▸ DATASET EXTRACT:
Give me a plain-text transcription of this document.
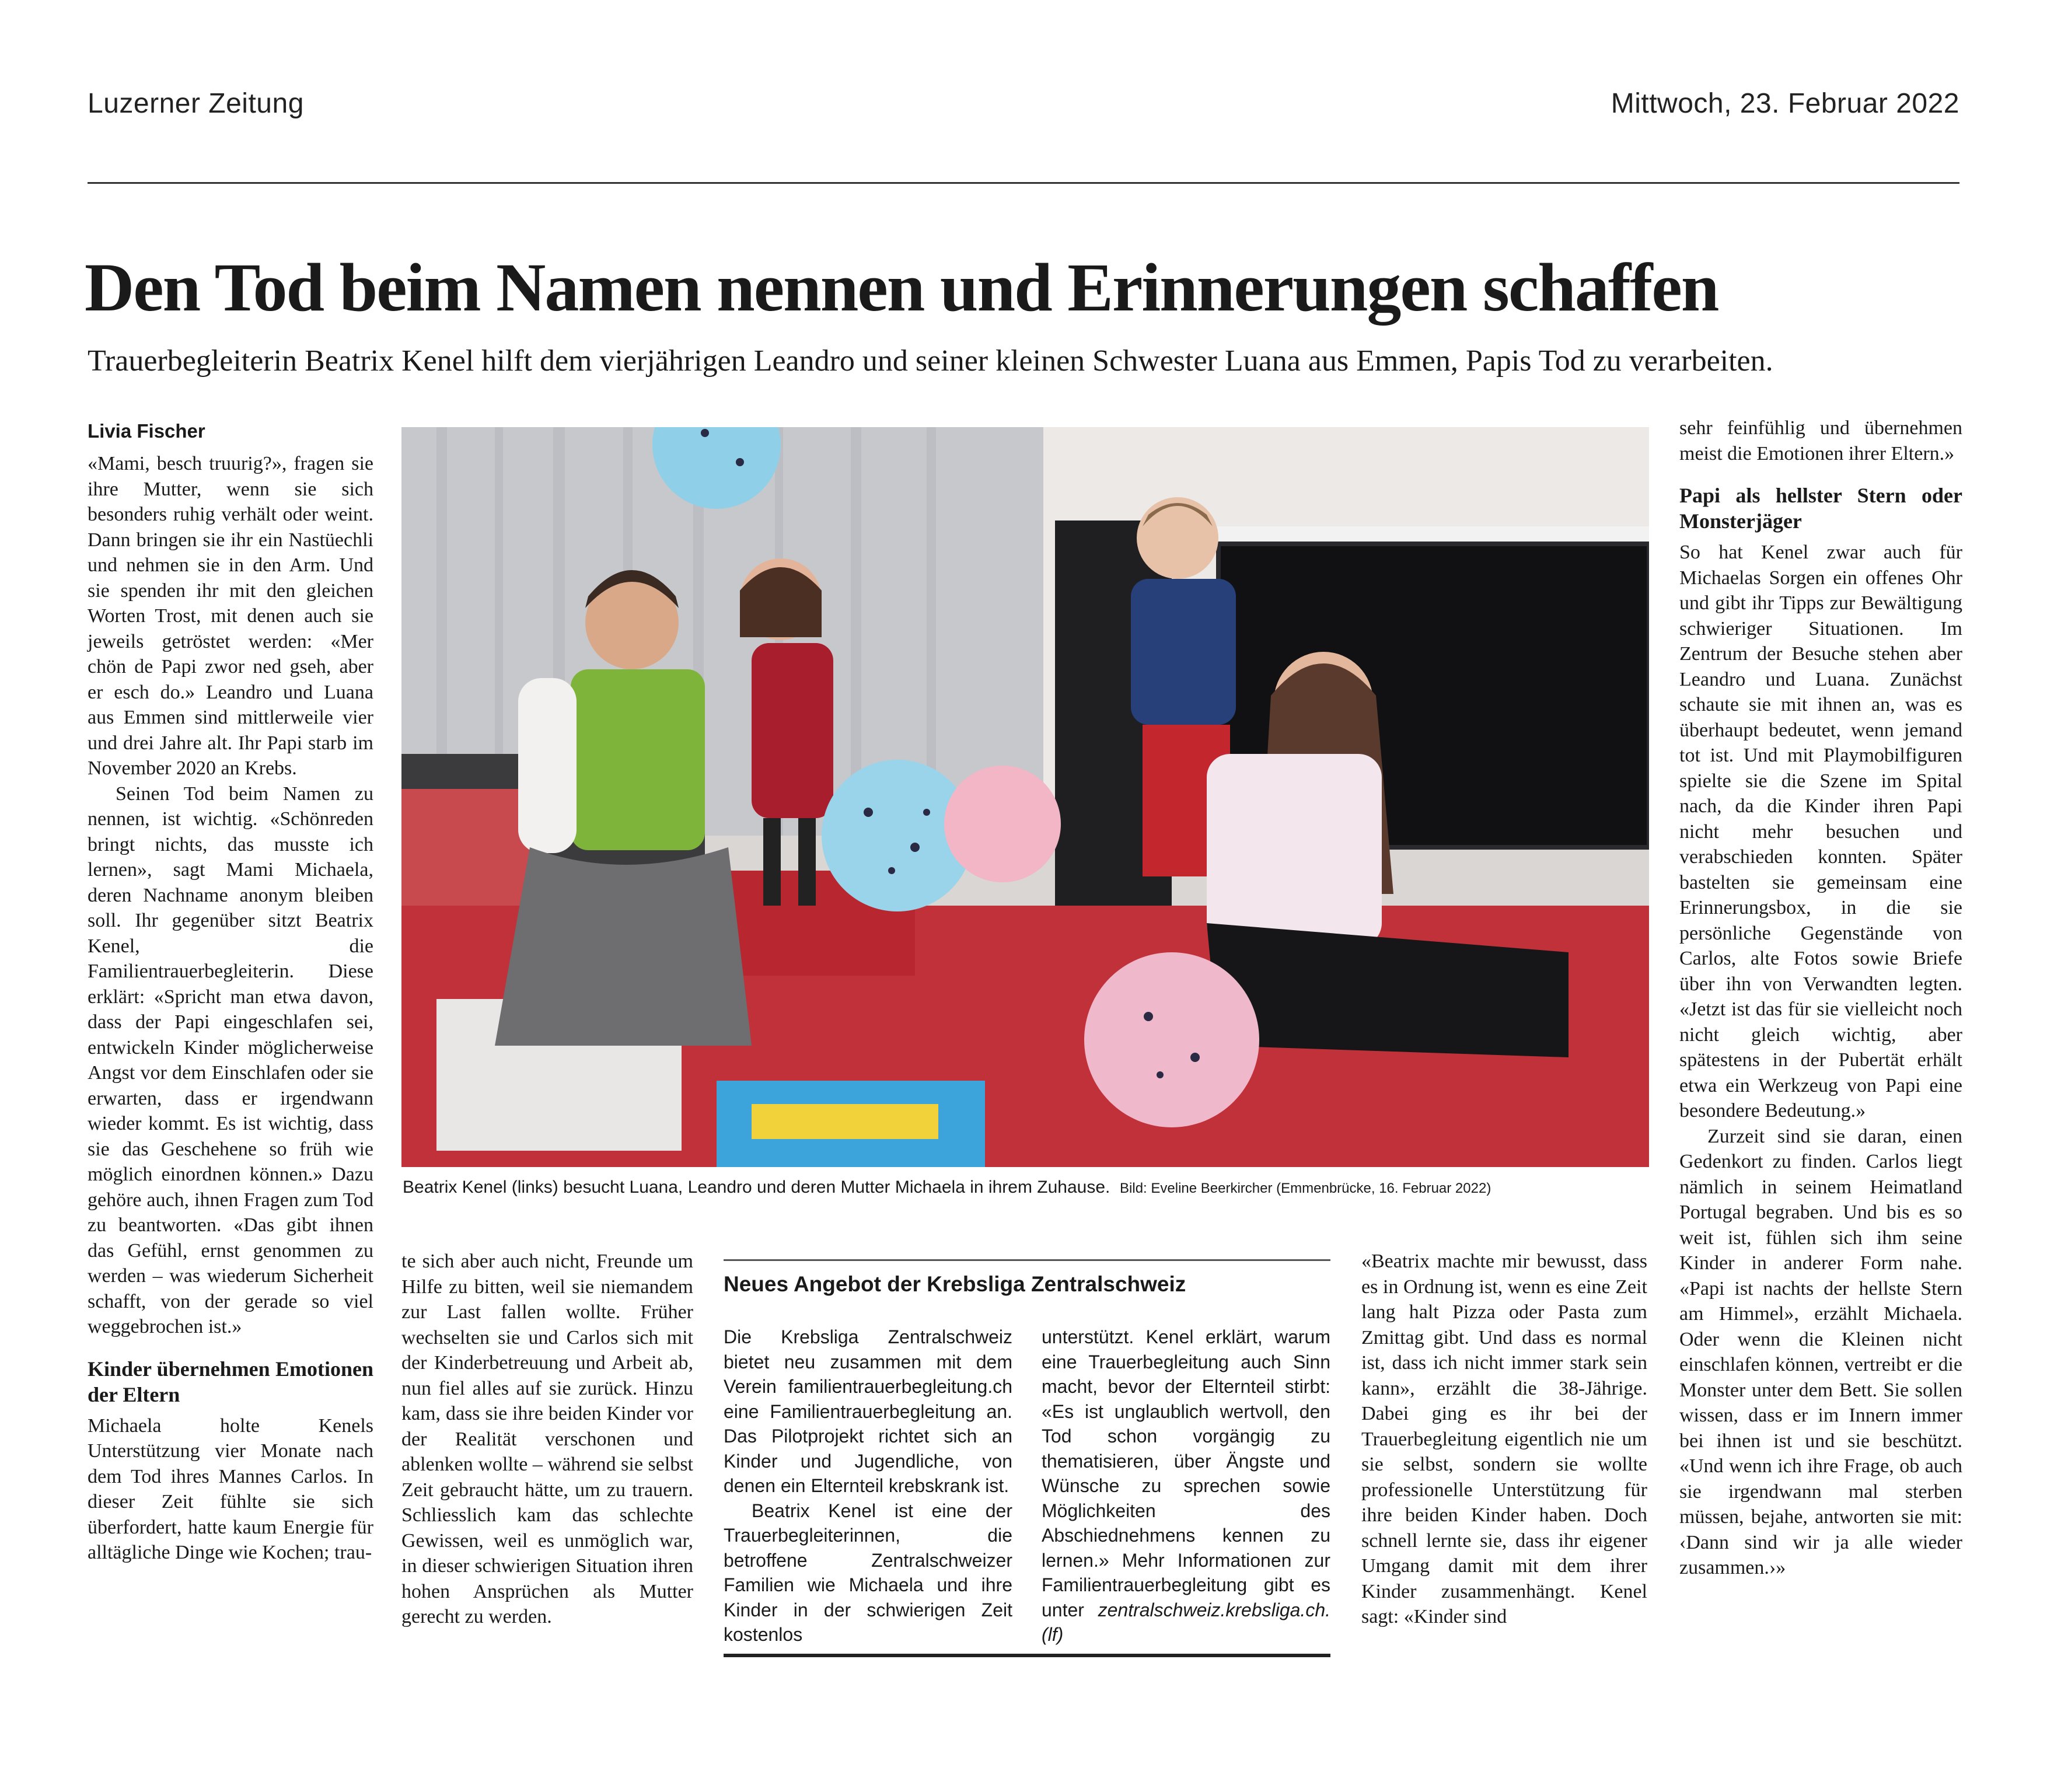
Luzerner Zeitung	Mittwoch, 23. Februar 2022
Den Tod beim Namen nennen und Erinnerungen schaffen
Trauerbegleiterin Beatrix Kenel hilft dem vierjährigen Leandro und seiner kleinen Schwester Luana aus Emmen, Papis Tod zu verarbeiten.
Livia Fischer

«Mami, besch truurig?», fragen sie ihre Mutter, wenn sie sich besonders ruhig verhält oder weint. Dann bringen sie ihr ein Nastüechli und nehmen sie in den Arm. Und sie spenden ihr mit den gleichen Worten Trost, mit denen auch sie jeweils getröstet werden: «Mer chön de Papi zwor ned gseh, aber er esch do.» Leandro und Luana aus Emmen sind mittlerweile vier und drei Jahre alt. Ihr Papi starb im November 2020 an Krebs.

Seinen Tod beim Namen zu nennen, ist wichtig. «Schönreden bringt nichts, das musste ich lernen», sagt Mami Michaela, deren Nachname anonym bleiben soll. Ihr gegenüber sitzt Beatrix Kenel, die Familientrauerbegleiterin. Diese erklärt: «Spricht man etwa davon, dass der Papi eingeschlafen sei, entwickeln Kinder möglicherweise Angst vor dem Einschlafen oder sie erwarten, dass er irgendwann wieder kommt. Es ist wichtig, dass sie das Geschehene so früh wie möglich einordnen können.» Dazu gehöre auch, ihnen Fragen zum Tod zu beantworten. «Das gibt ihnen das Gefühl, ernst genommen zu werden – was wiederum Sicherheit schafft, von der gerade so viel weggebrochen ist.»

Kinder übernehmen Emotionen der Eltern

Michaela holte Kenels Unterstützung vier Monate nach dem Tod ihres Mannes Carlos. In dieser Zeit fühlte sie sich überfordert, hatte kaum Energie für alltägliche Dinge wie Kochen; trau-

Beatrix Kenel (links) besucht Luana, Leandro und deren Mutter Michaela in ihrem Zuhause. Bild: Eveline Beerkircher (Emmenbrücke, 16. Februar 2022)

te sich aber auch nicht, Freunde um Hilfe zu bitten, weil sie niemandem zur Last fallen wollte. Früher wechselten sie und Carlos sich mit der Kinderbetreuung und Arbeit ab, nun fiel alles auf sie zurück. Hinzu kam, dass sie ihre beiden Kinder vor der Realität verschonen und ablenken wollte – während sie selbst Zeit gebraucht hätte, um zu trauern. Schliesslich kam das schlechte Gewissen, weil es unmöglich war, in dieser schwierigen Situation ihren hohen Ansprüchen als Mutter gerecht zu werden.

Neues Angebot der Krebsliga Zentralschweiz

Die Krebsliga Zentralschweiz bietet neu zusammen mit dem Verein familientrauerbegleitung.ch eine Familientrauerbegleitung an. Das Pilotprojekt richtet sich an Kinder und Jugendliche, von denen ein Elternteil krebskrank ist.

Beatrix Kenel ist eine der Trauerbegleiterinnen, die betroffene Zentralschweizer Familien wie Michaela und ihre Kinder in der schwierigen Zeit kostenlos

unterstützt. Kenel erklärt, warum eine Trauerbegleitung auch Sinn macht, bevor der Elternteil stirbt: «Es ist unglaublich wertvoll, den Tod schon vorgängig zu thematisieren, über Ängste und Wünsche zu sprechen sowie Möglichkeiten des Abschiednehmens kennen zu lernen.» Mehr Informationen zur Familientrauerbegleitung gibt es unter zentralschweiz.krebsliga.ch. (lf)

«Beatrix machte mir bewusst, dass es in Ordnung ist, wenn es eine Zeit lang halt Pizza oder Pasta zum Zmittag gibt. Und dass es normal ist, dass ich nicht immer stark sein kann», erzählt die 38-Jährige. Dabei ging es ihr bei der Trauerbegleitung eigentlich nie um sie selbst, sondern sie wollte professionelle Unterstützung für ihre beiden Kinder haben. Doch schnell lernte sie, dass ihr eigener Umgang damit mit dem ihrer Kinder zusammenhängt. Kenel sagt: «Kinder sind

sehr feinfühlig und übernehmen meist die Emotionen ihrer Eltern.»

Papi als hellster Stern oder Monsterjäger

So hat Kenel zwar auch für Michaelas Sorgen ein offenes Ohr und gibt ihr Tipps zur Bewältigung schwieriger Situationen. Im Zentrum der Besuche stehen aber Leandro und Luana. Zunächst schaute sie mit ihnen an, was es überhaupt bedeutet, wenn jemand tot ist. Und mit Playmobilfiguren spielte sie die Szene im Spital nach, da die Kinder ihren Papi nicht mehr besuchen und verabschieden konnten. Später bastelten sie gemeinsam eine Erinnerungsbox, in die sie persönliche Gegenstände von Carlos, alte Fotos sowie Briefe über ihn von Verwandten legten. «Jetzt ist das für sie vielleicht noch nicht gleich wichtig, aber spätestens in der Pubertät erhält etwa ein Werkzeug von Papi eine besondere Bedeutung.»

Zurzeit sind sie daran, einen Gedenkort zu finden. Carlos liegt nämlich in seinem Heimatland Portugal begraben. Und bis es so weit ist, fühlen sich ihm seine Kinder in anderer Form nahe. «Papi ist nachts der hellste Stern am Himmel», erzählt Michaela. Oder wenn die Kleinen nicht einschlafen können, vertreibt er die Monster unter dem Bett. Sie sollen wissen, dass er im Innern immer bei ihnen ist und sie beschützt. «Und wenn ich ihre Frage, ob auch sie irgendwann mal sterben müssen, bejahe, antworten sie mit: ‹Dann sind wir ja alle wieder zusammen.›»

▸ EXERCISE INSTRUCTIONS: Work out how many lines in the listing above hold the word "irgendwann", and answer only with that number.

▸ EXERCISE ANSWER: 2